* START Task inputs *

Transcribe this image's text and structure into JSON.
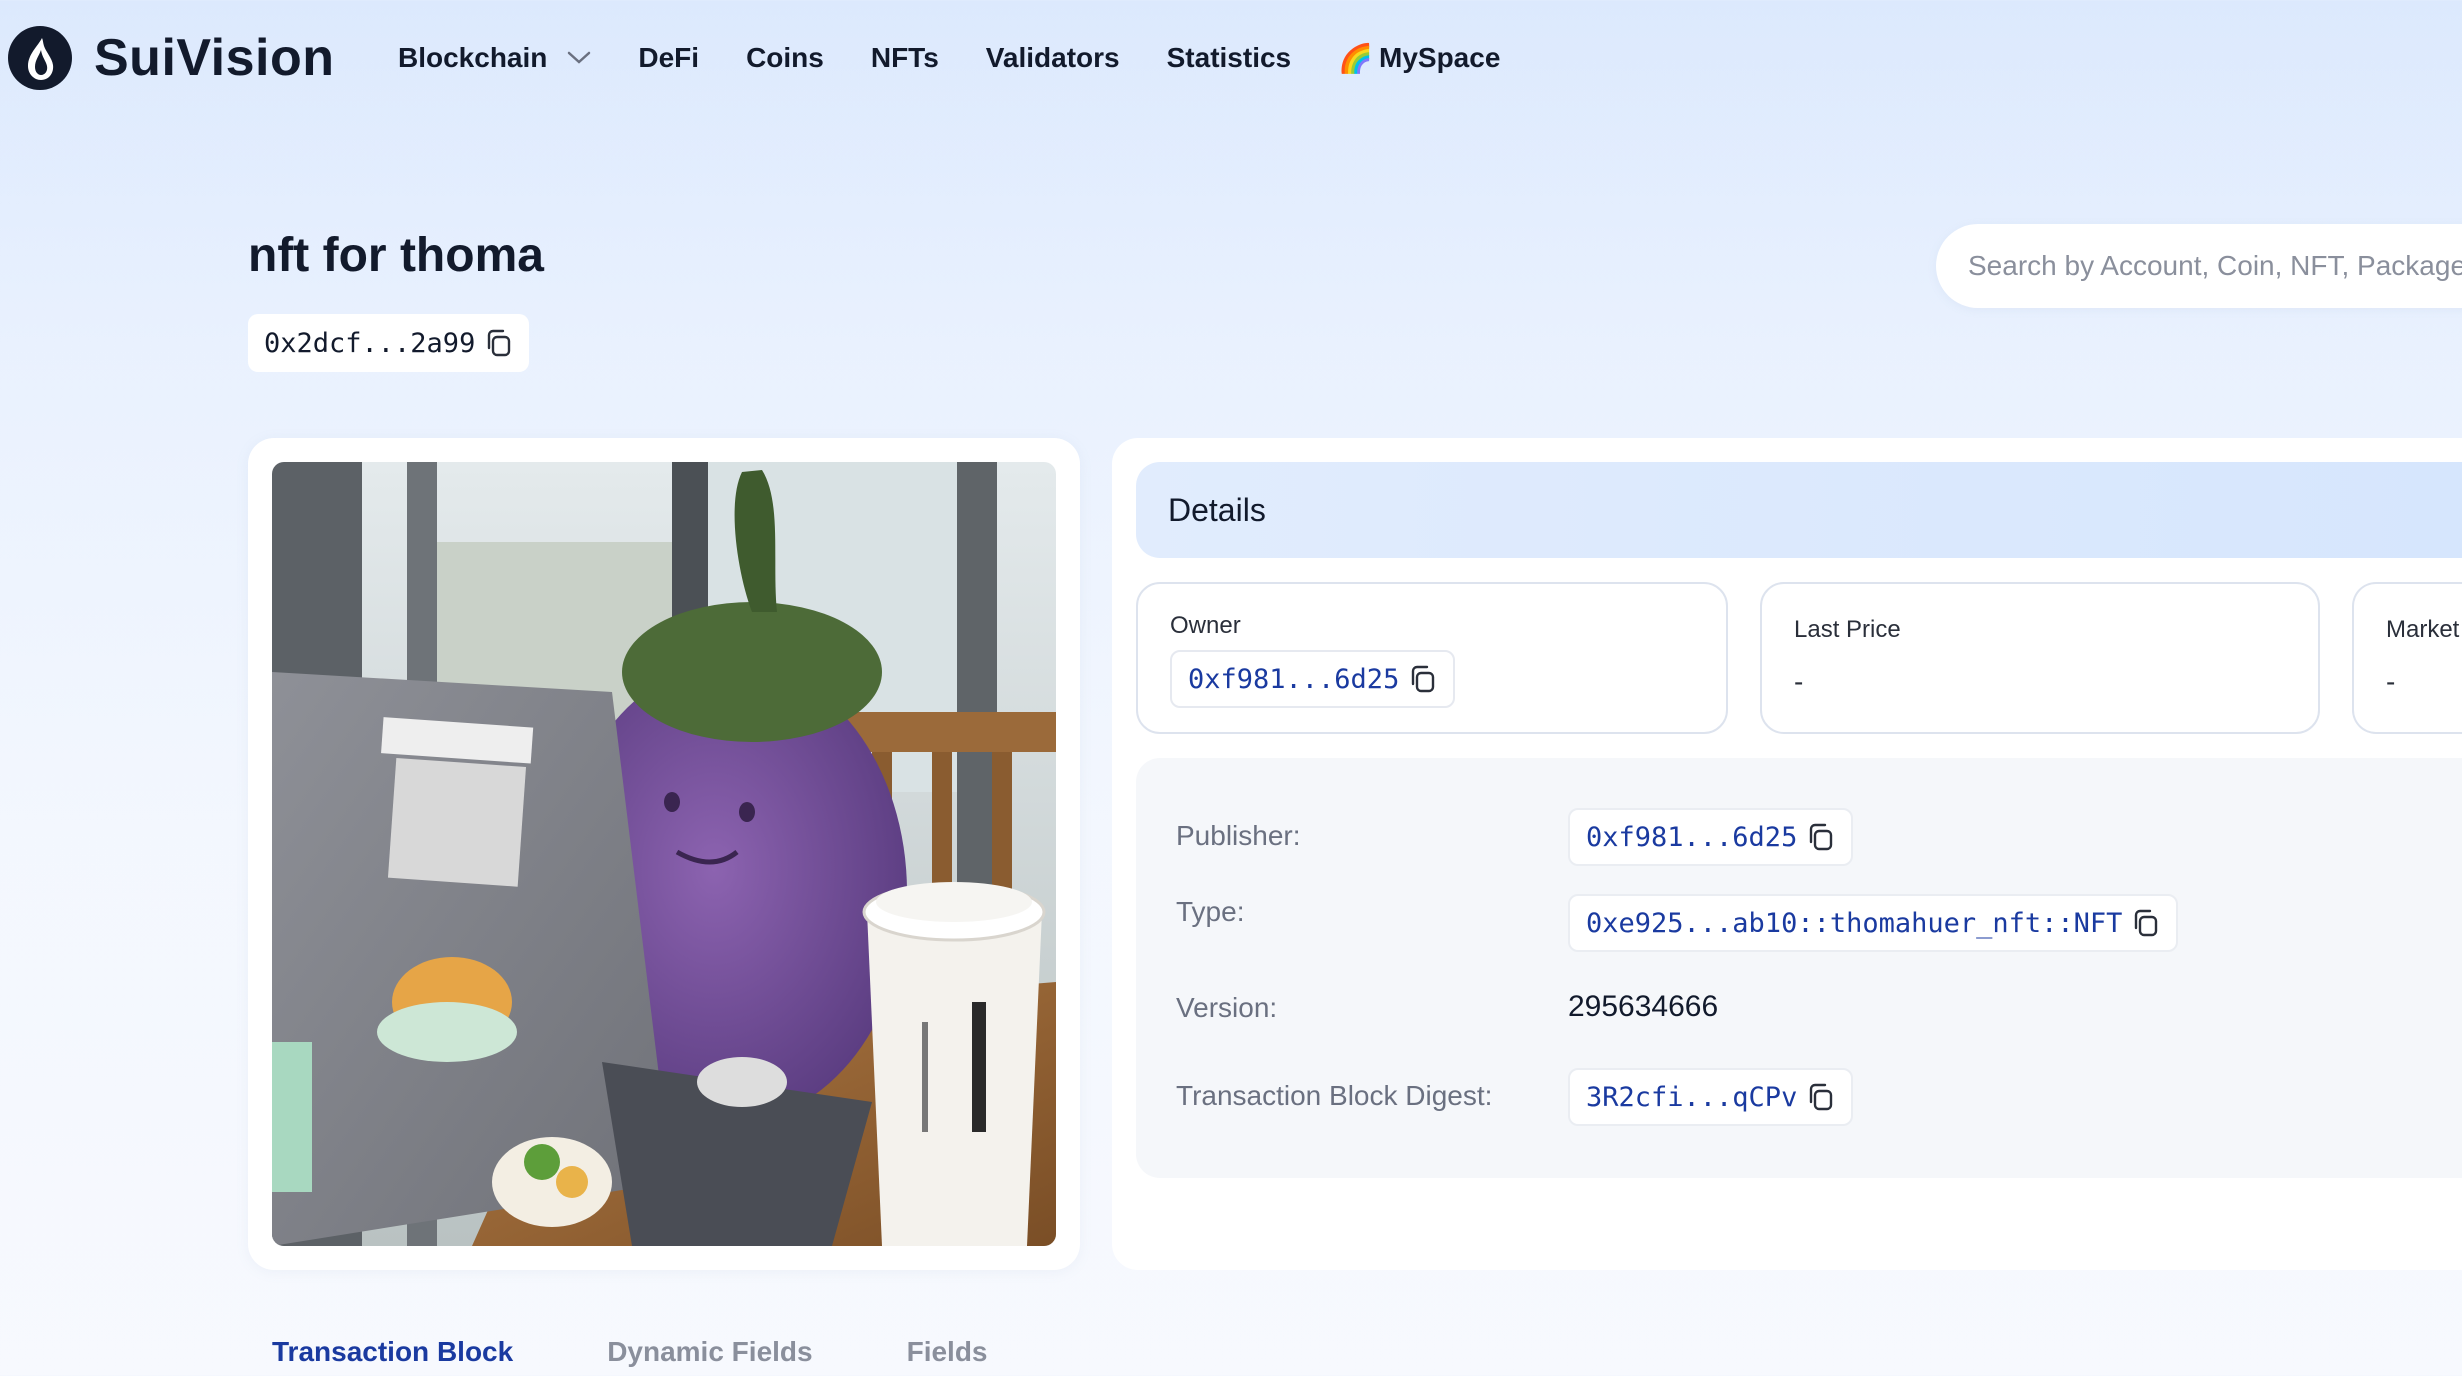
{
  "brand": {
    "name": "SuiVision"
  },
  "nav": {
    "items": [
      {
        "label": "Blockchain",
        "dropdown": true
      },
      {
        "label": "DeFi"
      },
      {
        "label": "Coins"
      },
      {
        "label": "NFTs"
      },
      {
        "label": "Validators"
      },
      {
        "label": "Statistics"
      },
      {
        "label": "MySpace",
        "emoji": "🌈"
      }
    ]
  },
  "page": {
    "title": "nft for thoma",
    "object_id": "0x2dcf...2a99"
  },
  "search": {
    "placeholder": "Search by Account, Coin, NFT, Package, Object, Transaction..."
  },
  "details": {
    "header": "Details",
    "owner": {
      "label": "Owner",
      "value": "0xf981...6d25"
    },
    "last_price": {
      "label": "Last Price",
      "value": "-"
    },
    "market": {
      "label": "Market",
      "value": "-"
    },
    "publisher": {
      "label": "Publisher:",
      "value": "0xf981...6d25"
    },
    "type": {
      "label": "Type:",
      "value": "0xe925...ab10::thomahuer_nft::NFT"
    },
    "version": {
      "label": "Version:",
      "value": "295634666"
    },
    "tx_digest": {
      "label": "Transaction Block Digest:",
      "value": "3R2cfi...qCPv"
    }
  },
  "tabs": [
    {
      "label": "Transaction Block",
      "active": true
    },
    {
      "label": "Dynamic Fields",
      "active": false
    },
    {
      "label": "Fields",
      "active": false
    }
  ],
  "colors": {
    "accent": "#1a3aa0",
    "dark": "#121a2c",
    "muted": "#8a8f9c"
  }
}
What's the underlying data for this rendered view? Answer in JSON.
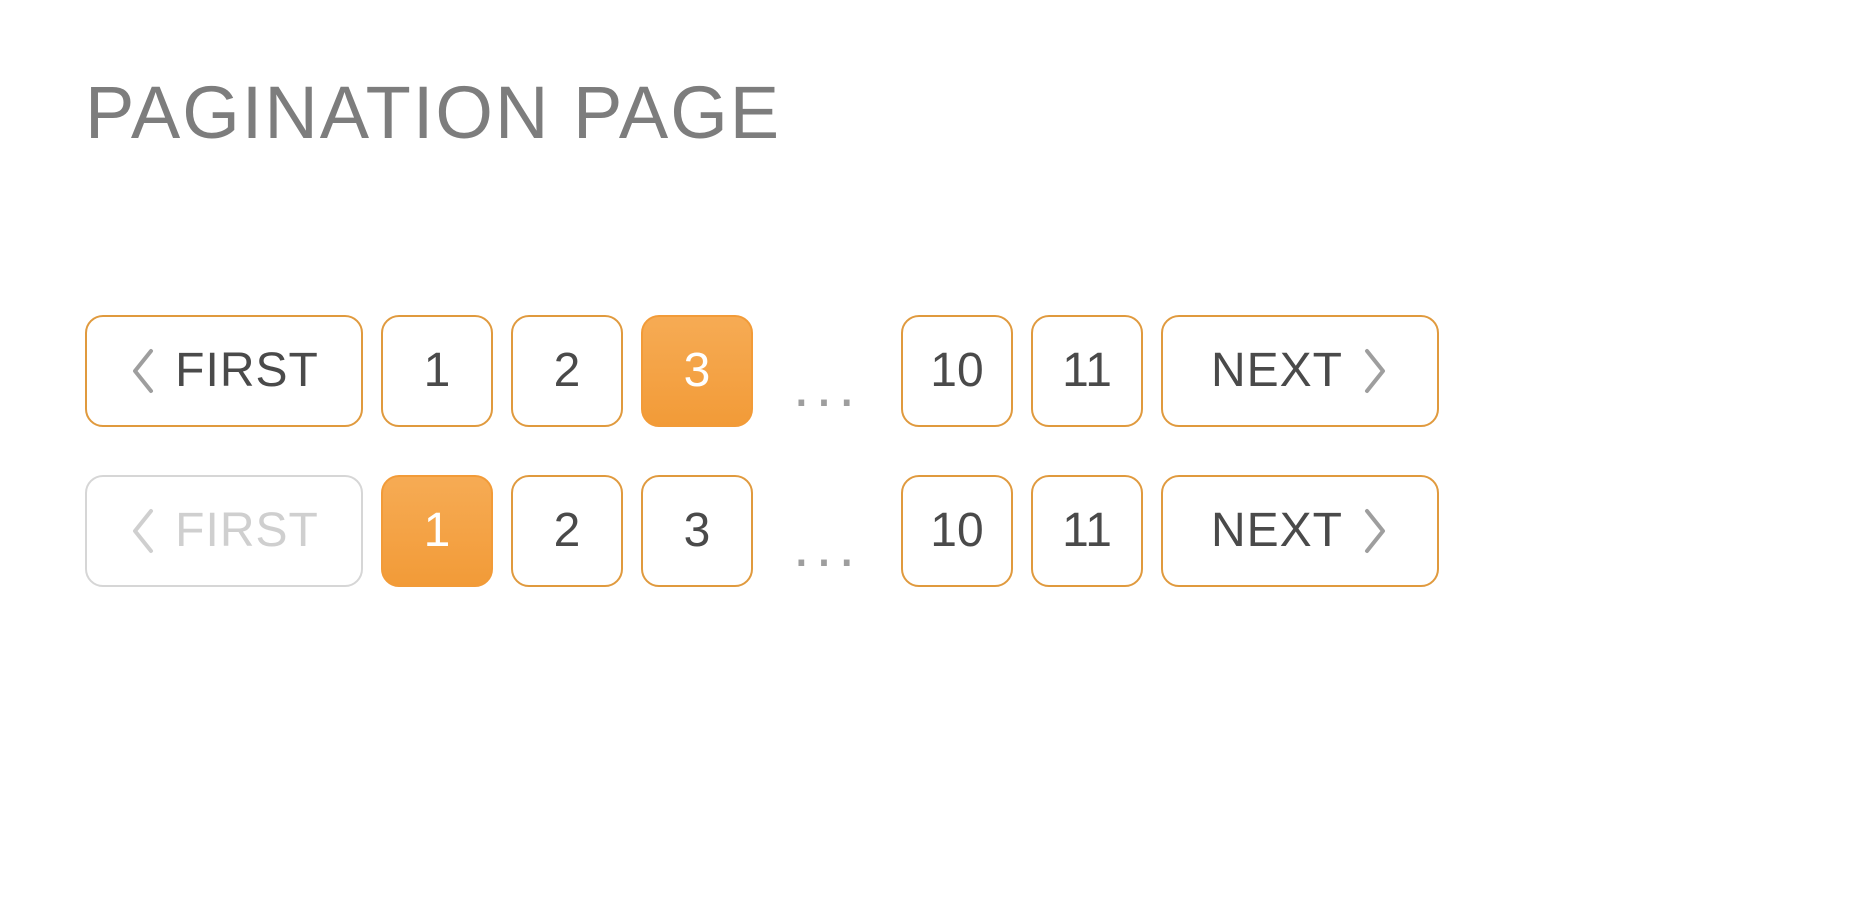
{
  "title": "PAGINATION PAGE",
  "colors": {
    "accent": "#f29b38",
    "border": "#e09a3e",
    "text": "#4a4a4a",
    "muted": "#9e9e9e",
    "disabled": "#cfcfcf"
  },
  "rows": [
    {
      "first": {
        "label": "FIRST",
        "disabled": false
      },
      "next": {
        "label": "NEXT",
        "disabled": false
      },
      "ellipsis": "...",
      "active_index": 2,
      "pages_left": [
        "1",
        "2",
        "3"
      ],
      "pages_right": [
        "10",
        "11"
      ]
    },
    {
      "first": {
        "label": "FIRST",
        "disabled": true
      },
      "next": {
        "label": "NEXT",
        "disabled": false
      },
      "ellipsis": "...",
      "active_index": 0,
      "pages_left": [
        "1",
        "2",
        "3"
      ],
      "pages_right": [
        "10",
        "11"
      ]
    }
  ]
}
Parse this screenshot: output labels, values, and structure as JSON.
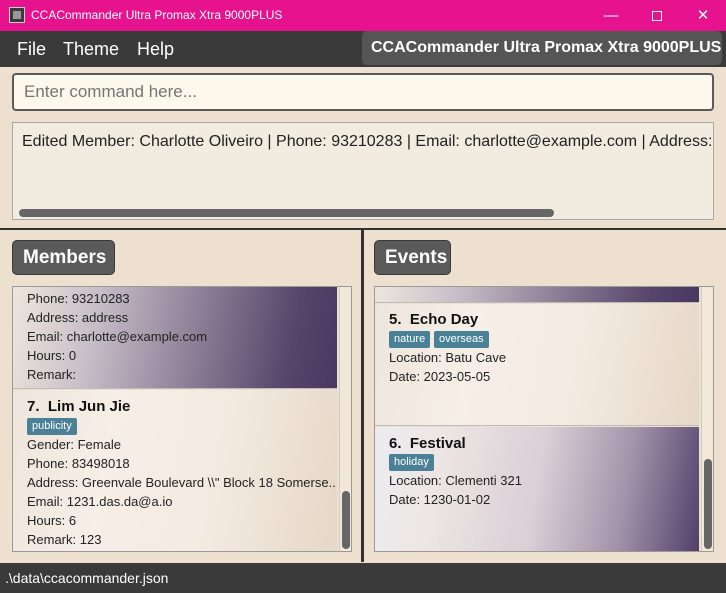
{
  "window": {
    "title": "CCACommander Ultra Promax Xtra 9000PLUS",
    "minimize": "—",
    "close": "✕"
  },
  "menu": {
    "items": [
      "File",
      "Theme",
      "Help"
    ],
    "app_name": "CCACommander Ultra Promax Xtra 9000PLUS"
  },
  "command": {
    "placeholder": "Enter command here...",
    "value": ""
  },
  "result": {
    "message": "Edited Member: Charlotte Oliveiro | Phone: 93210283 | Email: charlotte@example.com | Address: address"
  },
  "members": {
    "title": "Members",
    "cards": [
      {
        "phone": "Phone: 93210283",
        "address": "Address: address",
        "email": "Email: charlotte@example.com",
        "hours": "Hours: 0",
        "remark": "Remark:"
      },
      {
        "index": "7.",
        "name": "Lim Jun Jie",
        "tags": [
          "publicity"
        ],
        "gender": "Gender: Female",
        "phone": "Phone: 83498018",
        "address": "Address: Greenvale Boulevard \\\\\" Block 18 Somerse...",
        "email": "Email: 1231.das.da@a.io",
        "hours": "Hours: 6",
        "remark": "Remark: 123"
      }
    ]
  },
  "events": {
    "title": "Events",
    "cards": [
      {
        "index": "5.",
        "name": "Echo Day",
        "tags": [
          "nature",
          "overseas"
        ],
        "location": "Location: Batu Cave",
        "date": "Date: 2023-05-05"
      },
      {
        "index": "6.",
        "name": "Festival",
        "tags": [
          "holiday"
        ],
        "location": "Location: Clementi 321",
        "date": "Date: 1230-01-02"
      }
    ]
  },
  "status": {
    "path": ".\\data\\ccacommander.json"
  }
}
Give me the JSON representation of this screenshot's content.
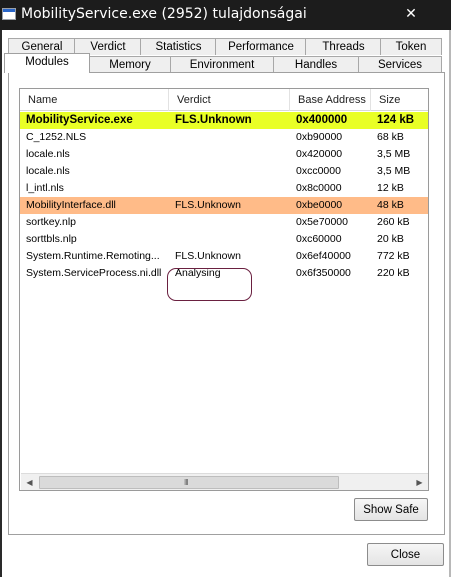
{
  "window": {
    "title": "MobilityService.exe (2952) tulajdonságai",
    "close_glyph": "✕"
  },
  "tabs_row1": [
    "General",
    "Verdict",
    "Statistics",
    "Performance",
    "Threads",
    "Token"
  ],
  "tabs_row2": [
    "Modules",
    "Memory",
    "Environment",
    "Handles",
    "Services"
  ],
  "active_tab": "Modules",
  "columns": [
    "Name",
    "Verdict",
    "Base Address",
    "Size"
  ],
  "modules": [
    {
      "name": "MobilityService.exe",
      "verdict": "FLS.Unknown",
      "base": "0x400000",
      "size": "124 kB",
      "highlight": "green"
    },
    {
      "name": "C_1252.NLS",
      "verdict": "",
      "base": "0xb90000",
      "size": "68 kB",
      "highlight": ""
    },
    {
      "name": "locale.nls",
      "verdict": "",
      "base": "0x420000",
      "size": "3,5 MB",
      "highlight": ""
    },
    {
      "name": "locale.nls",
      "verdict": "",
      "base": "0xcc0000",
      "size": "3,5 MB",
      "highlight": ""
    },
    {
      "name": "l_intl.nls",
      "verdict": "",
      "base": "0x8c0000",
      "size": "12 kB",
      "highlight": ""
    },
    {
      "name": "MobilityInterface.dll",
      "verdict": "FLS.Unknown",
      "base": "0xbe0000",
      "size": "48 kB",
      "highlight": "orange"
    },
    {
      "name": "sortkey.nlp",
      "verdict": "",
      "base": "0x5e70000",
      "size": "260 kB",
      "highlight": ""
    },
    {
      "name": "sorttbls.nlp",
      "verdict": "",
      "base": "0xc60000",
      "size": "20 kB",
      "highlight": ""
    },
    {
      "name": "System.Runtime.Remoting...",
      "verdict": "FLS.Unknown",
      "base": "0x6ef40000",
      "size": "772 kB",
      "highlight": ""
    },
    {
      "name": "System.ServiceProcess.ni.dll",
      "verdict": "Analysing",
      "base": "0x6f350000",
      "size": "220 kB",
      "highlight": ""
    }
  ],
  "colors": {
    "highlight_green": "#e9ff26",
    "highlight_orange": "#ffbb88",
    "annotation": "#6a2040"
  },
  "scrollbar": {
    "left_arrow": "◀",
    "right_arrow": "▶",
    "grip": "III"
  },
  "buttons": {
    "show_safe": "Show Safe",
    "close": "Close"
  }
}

* END Task inputs *

What the task asks: Show every line in the records above that contains the word "Address".

Output:
    "message": "Edited Member: Charlotte Oliveiro | Phone: 93210283 | Email: charlotte@example.com | Address: address"
        "address": "Address: address",
        "address": "Address: Greenvale Boulevard \\\\\" Block 18 Somerse...",
    "Base Address",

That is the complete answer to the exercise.